======== Input rows

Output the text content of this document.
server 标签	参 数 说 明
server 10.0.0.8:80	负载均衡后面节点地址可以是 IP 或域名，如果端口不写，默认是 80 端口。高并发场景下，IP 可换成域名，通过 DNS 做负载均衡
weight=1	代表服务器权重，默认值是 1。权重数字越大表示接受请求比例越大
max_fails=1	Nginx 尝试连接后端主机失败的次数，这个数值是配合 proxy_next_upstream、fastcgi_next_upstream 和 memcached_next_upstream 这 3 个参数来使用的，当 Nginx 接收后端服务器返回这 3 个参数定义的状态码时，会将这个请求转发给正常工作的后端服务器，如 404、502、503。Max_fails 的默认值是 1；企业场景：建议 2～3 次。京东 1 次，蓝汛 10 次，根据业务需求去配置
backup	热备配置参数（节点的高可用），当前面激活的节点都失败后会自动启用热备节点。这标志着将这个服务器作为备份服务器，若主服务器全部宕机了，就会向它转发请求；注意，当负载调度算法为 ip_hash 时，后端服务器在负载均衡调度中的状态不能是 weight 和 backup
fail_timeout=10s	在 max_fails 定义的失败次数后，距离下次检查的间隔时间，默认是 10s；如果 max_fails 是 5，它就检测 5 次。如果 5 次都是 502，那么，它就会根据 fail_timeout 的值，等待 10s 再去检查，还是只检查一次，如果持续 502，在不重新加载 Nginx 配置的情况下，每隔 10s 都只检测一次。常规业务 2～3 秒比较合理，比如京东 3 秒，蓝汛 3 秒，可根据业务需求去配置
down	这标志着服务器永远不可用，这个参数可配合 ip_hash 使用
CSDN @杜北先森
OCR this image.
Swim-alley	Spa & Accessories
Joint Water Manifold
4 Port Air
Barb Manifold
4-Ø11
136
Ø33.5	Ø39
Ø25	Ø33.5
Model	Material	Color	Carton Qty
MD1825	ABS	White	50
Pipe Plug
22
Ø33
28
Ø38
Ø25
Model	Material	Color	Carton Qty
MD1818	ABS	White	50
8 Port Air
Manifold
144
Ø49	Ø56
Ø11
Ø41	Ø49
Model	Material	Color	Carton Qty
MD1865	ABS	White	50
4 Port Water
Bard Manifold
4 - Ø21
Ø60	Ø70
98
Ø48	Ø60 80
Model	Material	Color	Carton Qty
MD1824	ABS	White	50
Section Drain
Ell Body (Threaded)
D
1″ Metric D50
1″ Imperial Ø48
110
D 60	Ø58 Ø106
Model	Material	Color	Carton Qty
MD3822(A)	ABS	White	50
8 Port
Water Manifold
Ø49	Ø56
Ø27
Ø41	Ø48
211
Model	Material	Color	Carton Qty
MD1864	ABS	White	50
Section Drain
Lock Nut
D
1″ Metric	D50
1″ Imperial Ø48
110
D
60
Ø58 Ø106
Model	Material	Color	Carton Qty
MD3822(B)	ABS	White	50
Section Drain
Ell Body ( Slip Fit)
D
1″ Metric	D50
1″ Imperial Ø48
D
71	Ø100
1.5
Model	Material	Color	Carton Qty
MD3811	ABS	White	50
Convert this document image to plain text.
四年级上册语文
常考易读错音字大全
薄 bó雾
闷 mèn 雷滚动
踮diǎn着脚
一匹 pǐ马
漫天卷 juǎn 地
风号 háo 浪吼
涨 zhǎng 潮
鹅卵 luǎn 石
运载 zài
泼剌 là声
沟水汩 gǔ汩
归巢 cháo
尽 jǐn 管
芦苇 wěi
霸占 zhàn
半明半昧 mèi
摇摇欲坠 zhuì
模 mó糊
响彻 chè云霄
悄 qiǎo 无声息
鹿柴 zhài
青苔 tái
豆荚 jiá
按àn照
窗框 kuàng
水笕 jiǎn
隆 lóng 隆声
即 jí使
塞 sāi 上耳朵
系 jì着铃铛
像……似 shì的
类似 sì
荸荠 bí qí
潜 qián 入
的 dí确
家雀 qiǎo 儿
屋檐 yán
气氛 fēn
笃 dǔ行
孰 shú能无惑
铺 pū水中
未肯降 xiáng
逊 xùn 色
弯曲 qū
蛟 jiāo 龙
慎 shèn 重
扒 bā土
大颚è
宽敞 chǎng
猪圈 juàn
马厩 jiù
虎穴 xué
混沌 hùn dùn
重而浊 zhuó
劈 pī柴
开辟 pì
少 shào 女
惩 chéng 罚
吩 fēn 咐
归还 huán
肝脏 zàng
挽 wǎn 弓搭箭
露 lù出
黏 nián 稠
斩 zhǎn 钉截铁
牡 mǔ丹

================

» Task to complete
Search the listing above for the string "Nginx". Copy every line that contains it.

» Answer for the task
max_fails=1	Nginx 尝试连接后端主机失败的次数，这个数值是配合 proxy_next_upstream、fastcgi_next_upstream 和 memcached_next_upstream 这 3 个参数来使用的，当 Nginx 接收后端服务器返回这 3 个参数定义的状态码时，会将这个请求转发给正常工作的后端服务器，如 404、502、503。Max_fails 的默认值是 1；企业场景：建议 2～3 次。京东 1 次，蓝汛 10 次，根据业务需求去配置
fail_timeout=10s	在 max_fails 定义的失败次数后，距离下次检查的间隔时间，默认是 10s；如果 max_fails 是 5，它就检测 5 次。如果 5 次都是 502，那么，它就会根据 fail_timeout 的值，等待 10s 再去检查，还是只检查一次，如果持续 502，在不重新加载 Nginx 配置的情况下，每隔 10s 都只检测一次。常规业务 2～3 秒比较合理，比如京东 3 秒，蓝汛 3 秒，可根据业务需求去配置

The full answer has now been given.